Copy all records verbatim.
──────── SUPPLIED DATA ────────
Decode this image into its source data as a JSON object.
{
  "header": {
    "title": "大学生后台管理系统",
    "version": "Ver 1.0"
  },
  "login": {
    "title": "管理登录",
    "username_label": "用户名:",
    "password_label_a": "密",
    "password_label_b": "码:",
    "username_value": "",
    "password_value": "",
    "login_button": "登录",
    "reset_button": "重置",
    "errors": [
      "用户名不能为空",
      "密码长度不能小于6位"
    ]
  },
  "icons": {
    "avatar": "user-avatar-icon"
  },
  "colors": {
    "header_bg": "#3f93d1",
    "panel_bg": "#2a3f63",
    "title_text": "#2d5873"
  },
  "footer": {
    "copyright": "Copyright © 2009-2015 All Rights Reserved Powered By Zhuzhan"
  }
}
────────
FINISHED EXERCISE:
Decode this image into its source data as a JSON object.
{
  "header": {
    "title": "大学生后台管理系统",
    "version": "Ver 1.0"
  },
  "login": {
    "title": "管理登录",
    "username_label": "用户名:",
    "password_label_a": "密",
    "password_label_b": "码:",
    "username_value": "",
    "password_value": "",
    "login_button": "登录",
    "reset_button": "重置",
    "errors": [
      "用户名不能为空",
      "密码长度不能小于6位"
    ]
  },
  "icons": {
    "avatar": "user-avatar-icon"
  },
  "colors": {
    "header_bg": "#3f93d1",
    "panel_bg": "#2a3f63",
    "title_text": "#2d5873"
  },
  "footer": {
    "copyright": "Copyright © 2009-2015 All Rights Reserved Powered By Zhuzhan"
  }
}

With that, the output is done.